• **Exercise details**:
Scan the lines below for the string "name" and copy every one that has it.

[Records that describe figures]
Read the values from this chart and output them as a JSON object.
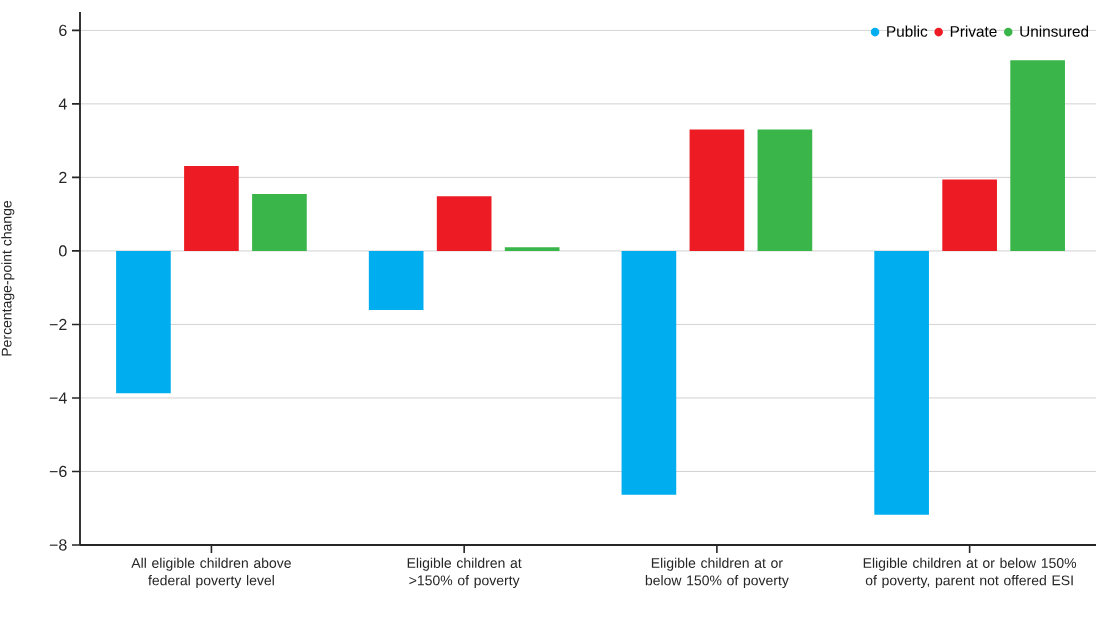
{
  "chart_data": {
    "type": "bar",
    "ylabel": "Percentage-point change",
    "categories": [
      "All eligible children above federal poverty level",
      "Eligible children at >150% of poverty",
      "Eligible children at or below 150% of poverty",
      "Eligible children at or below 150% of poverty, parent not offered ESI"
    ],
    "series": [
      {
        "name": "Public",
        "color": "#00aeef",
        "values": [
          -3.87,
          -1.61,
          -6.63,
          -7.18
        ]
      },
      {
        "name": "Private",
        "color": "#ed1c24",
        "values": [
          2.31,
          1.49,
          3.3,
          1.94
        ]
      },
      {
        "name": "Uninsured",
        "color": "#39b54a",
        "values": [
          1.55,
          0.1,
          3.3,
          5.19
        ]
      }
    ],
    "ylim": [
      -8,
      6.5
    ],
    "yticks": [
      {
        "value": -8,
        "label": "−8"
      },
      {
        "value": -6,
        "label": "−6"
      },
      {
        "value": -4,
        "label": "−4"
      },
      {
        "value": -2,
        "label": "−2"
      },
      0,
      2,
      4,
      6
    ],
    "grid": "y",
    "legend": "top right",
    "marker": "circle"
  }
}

==

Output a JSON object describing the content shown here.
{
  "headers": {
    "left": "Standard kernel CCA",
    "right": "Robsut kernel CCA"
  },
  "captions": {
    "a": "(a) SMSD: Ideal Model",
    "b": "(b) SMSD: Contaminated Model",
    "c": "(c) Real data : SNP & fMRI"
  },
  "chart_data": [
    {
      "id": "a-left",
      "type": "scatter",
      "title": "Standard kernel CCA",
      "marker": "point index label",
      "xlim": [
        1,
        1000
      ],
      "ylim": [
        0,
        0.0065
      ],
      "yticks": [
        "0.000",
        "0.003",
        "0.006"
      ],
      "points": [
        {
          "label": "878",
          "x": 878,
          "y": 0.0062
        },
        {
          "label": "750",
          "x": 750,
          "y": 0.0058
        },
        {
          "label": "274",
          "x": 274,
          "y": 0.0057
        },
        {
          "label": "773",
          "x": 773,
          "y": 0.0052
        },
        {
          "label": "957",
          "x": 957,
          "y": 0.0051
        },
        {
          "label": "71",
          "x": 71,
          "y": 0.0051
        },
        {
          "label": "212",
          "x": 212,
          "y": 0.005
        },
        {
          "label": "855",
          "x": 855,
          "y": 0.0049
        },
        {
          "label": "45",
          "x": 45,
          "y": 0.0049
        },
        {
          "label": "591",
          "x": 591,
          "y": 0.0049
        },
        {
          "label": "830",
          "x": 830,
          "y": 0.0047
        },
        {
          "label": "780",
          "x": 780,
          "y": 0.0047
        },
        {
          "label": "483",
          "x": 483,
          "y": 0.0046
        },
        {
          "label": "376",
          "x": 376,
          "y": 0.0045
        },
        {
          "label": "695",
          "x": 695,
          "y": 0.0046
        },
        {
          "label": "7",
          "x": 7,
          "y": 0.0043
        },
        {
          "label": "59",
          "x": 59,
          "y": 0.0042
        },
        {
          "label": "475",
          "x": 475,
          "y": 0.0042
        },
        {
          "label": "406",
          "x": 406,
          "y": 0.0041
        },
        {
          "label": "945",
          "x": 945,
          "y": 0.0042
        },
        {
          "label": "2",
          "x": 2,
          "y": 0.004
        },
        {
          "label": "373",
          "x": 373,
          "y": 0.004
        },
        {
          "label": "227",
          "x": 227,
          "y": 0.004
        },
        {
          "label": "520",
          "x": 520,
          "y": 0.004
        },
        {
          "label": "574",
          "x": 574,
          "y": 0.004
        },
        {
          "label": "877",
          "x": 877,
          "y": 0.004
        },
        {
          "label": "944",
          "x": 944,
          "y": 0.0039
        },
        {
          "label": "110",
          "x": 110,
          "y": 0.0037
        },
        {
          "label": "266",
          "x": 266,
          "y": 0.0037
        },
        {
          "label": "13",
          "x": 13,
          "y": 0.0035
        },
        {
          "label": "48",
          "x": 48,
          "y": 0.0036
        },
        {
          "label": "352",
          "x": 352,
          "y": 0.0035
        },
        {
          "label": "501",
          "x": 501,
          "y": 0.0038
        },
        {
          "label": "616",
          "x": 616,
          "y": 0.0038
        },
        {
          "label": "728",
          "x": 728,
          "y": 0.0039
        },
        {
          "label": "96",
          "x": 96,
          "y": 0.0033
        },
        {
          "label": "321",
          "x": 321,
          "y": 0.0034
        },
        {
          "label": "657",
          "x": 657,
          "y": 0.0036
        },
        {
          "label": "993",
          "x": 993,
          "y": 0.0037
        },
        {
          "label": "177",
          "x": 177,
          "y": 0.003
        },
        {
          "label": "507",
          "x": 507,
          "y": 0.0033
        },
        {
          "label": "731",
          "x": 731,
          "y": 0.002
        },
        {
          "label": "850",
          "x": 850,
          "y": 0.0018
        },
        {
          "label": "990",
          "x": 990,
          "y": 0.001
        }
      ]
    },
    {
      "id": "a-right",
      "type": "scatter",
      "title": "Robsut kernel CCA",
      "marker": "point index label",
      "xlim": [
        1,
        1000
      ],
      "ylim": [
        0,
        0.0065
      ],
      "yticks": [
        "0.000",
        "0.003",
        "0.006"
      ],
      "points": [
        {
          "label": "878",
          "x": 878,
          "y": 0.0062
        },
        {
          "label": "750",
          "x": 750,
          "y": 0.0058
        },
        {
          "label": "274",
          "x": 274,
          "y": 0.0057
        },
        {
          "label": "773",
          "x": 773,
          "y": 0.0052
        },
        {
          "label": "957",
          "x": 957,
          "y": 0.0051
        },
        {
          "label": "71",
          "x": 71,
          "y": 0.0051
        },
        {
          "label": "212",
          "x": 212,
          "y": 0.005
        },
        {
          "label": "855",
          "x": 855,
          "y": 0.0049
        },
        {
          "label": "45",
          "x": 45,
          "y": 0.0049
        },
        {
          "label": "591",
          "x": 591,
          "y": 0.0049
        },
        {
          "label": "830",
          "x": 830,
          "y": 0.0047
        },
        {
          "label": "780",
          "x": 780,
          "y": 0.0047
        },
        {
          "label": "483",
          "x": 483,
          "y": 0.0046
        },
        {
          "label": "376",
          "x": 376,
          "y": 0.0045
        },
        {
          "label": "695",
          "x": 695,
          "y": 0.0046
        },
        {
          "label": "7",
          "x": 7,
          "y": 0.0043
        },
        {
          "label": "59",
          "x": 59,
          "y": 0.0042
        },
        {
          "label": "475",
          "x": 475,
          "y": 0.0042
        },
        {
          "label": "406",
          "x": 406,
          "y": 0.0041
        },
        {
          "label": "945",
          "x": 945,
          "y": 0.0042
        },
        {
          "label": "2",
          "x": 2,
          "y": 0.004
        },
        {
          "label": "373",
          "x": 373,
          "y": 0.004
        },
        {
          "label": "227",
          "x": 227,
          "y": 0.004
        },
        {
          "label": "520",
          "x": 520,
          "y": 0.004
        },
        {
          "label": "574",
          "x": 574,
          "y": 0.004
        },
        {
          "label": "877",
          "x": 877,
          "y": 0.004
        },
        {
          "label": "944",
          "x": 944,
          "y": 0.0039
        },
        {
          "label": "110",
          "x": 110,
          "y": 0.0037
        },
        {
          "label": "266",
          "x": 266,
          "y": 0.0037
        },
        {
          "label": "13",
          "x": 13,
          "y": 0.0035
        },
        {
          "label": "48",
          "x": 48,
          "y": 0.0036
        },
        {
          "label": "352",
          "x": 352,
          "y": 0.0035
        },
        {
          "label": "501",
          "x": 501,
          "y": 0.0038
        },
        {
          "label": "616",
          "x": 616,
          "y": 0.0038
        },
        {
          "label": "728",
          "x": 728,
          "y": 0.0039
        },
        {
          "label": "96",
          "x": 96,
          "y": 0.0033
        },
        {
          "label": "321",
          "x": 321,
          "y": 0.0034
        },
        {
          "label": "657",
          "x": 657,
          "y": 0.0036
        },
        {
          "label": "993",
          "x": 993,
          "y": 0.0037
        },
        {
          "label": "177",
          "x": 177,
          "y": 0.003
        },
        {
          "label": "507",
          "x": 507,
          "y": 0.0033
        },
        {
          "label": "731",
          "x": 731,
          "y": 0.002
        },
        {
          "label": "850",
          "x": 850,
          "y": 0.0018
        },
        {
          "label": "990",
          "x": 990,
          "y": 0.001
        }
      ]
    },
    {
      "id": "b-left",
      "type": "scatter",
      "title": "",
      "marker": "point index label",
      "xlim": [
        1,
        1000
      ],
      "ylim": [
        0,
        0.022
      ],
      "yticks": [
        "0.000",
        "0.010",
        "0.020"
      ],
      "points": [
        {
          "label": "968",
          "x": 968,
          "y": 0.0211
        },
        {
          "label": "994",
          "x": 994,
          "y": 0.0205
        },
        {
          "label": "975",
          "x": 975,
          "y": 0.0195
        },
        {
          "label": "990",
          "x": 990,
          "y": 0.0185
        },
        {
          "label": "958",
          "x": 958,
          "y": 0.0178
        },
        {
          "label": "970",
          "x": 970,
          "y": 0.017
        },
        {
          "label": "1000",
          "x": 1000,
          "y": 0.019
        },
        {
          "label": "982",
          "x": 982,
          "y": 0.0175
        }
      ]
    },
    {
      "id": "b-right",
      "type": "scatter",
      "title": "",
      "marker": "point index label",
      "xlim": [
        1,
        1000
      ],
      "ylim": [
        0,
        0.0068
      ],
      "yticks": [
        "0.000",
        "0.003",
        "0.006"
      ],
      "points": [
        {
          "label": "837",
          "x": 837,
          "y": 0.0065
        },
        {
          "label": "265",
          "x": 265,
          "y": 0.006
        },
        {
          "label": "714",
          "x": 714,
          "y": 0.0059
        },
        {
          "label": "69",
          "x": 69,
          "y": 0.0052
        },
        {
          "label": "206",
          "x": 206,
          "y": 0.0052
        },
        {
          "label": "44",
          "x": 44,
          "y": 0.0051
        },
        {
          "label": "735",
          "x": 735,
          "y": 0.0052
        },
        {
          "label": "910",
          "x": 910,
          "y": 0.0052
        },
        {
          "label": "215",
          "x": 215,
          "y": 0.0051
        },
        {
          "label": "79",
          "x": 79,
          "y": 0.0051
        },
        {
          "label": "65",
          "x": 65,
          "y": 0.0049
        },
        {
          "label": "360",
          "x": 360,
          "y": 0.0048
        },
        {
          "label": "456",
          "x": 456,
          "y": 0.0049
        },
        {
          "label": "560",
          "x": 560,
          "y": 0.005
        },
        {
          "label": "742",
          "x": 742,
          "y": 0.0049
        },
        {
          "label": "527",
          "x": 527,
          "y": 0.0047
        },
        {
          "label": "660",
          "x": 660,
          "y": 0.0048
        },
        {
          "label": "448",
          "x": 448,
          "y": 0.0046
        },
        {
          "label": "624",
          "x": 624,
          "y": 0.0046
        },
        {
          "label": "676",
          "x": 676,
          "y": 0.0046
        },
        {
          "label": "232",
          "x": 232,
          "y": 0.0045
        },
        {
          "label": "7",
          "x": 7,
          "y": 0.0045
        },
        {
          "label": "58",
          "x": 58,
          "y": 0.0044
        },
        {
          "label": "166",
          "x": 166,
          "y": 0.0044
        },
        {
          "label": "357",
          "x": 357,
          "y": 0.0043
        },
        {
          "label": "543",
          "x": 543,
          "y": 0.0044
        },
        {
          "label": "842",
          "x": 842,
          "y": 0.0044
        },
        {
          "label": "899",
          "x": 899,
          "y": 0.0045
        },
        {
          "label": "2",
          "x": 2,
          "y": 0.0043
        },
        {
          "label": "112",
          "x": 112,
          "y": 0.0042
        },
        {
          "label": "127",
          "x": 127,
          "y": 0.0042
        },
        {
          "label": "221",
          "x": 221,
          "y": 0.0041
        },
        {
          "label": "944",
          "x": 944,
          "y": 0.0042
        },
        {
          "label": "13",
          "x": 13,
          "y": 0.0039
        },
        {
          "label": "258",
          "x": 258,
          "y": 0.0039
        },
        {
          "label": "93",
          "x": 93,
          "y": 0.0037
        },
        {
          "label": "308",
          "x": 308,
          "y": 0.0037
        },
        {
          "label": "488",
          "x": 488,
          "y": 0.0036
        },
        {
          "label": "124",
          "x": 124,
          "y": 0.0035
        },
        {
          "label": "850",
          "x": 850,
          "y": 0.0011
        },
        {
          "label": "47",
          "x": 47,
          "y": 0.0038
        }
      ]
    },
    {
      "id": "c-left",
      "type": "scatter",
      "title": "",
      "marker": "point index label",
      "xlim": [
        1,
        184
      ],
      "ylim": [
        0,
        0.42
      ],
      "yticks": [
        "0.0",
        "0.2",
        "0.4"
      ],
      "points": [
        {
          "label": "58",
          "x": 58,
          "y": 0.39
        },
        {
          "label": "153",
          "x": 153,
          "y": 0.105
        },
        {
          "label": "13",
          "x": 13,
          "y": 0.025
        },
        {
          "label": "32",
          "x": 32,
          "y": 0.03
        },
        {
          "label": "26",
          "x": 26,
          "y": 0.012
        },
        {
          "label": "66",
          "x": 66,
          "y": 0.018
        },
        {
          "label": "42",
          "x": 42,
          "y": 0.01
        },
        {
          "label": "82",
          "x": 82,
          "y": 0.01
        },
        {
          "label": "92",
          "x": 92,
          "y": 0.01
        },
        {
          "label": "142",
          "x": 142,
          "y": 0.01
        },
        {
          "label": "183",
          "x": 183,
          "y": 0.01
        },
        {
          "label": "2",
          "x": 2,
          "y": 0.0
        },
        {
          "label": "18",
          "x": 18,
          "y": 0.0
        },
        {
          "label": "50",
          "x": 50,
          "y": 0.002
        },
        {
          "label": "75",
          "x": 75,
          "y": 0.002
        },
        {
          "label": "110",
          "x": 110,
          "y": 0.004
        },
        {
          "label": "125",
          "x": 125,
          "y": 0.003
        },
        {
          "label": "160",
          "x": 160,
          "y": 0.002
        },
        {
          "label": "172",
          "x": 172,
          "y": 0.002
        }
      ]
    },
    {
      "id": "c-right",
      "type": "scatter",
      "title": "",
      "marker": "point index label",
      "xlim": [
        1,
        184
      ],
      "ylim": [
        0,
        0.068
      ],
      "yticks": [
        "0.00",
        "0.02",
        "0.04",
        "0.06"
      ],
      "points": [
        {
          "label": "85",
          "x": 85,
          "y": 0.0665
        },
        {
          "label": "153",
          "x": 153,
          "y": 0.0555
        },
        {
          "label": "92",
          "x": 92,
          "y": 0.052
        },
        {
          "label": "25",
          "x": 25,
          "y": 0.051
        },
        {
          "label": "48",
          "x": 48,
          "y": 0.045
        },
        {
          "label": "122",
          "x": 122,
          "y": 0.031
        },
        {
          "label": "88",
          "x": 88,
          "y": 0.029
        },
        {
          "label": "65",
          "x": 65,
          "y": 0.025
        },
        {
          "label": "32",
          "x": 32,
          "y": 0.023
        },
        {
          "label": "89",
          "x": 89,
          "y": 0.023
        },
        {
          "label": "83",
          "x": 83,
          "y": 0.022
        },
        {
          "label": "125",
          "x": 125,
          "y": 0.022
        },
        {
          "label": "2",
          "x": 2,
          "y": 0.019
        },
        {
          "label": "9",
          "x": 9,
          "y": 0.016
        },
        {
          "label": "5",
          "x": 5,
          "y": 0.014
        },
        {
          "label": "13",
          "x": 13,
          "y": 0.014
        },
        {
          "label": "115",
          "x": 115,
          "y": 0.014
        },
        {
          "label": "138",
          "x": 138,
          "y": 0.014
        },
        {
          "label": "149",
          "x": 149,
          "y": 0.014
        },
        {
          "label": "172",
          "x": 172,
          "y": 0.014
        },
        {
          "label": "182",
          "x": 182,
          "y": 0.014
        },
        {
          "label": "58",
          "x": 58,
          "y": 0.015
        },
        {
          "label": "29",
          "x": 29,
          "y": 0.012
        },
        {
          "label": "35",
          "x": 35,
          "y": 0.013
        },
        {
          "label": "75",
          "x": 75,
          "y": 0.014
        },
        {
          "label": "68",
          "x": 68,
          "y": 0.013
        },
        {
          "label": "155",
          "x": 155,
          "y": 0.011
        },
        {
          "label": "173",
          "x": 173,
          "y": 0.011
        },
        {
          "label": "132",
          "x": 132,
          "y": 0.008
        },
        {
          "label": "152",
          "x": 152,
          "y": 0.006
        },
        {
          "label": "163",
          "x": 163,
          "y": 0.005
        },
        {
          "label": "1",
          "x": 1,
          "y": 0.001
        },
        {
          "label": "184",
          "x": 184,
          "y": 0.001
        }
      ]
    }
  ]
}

• **Solved exercise**:
        "name": "Public",
        "name": "Private",
        "name": "Uninsured",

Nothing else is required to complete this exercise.